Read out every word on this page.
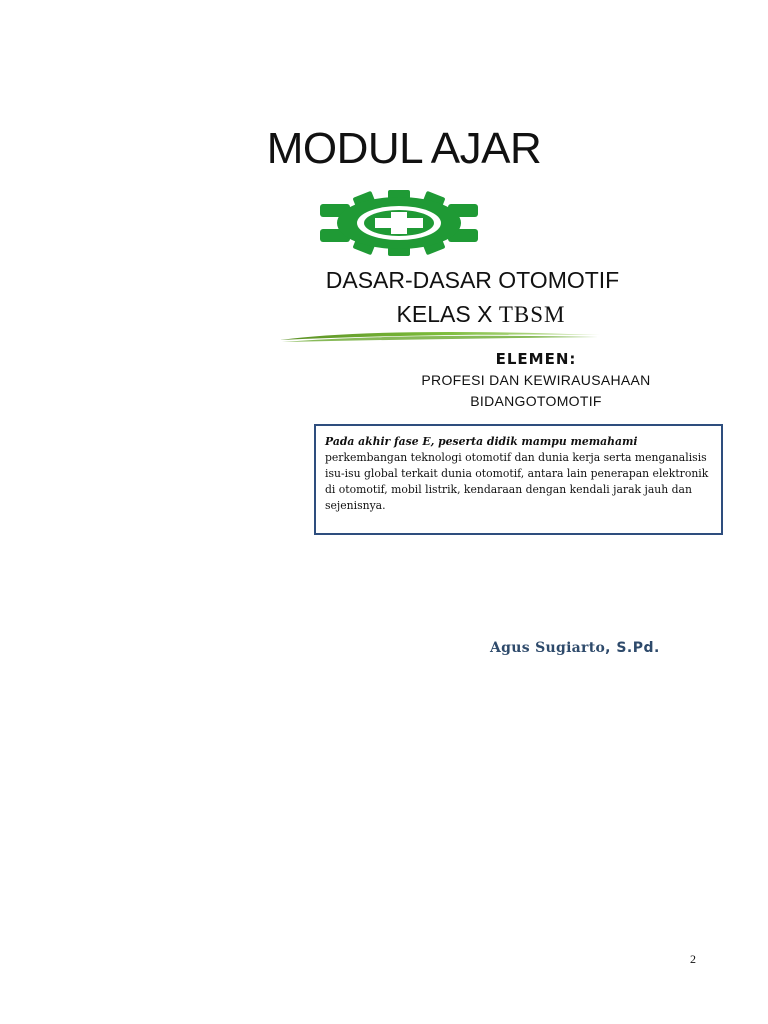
MODUL AJAR
DASAR-DASAR OTOMOTIF
KELAS X TBSM
ELEMEN:
PROFESI DAN KEWIRAUSAHAAN
BIDANGOTOMOTIF
Pada akhir fase E, peserta didik mampu memahami perkembangan teknologi otomotif dan dunia kerja serta menganalisis isu-isu global terkait dunia otomotif, antara lain penerapan elektronik di otomotif, mobil listrik, kendaraan dengan kendali jarak jauh dan sejenisnya.
Agus Sugiarto, S.Pd.
2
◇ ◇ ◇ ◇ ◇
* THE REQUEST:
Write the records out once more, exactly as they appear, with no pictures.

* EXERCISE OUTPUT:
Read out every word on this page.
MODUL AJAR
DASAR-DASAR OTOMOTIF
KELAS X TBSM
ELEMEN:
PROFESI DAN KEWIRAUSAHAAN
BIDANGOTOMOTIF
Pada akhir fase E, peserta didik mampu memahami perkembangan teknologi otomotif dan dunia kerja serta menganalisis isu-isu global terkait dunia otomotif, antara lain penerapan elektronik di otomotif, mobil listrik, kendaraan dengan kendali jarak jauh dan sejenisnya.
Agus Sugiarto, S.Pd.
2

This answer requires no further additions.